--- BEGIN DATA ROWS ---

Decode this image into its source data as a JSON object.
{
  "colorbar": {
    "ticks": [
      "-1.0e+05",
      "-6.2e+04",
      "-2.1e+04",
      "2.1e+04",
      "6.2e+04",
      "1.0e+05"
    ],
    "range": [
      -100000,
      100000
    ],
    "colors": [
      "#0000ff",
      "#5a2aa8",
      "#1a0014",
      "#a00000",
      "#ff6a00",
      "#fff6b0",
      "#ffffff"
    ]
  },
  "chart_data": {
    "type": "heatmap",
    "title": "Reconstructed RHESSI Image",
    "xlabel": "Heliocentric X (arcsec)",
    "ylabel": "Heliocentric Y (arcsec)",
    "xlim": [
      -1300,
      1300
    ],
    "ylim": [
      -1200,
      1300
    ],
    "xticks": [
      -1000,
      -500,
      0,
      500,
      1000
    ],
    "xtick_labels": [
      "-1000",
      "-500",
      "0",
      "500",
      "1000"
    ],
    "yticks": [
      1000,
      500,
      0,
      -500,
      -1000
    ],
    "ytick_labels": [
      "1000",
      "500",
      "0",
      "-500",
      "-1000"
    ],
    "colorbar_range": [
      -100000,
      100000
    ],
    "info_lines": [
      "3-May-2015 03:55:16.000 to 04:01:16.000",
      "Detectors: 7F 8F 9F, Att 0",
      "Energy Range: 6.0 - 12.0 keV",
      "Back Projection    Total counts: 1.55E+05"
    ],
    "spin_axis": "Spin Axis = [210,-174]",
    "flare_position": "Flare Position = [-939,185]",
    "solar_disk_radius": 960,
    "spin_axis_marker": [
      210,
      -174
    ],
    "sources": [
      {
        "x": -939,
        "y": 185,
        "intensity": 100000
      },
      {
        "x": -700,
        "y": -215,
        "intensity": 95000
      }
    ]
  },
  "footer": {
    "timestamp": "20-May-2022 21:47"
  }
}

--- END DATA ROWS ---

**CHALLENGE**
Identify every line above with the string "arcsec" in it. Copy those lines.

**EXERCISE RESULT**
    "xlabel": "Heliocentric X (arcsec)",
    "ylabel": "Heliocentric Y (arcsec)",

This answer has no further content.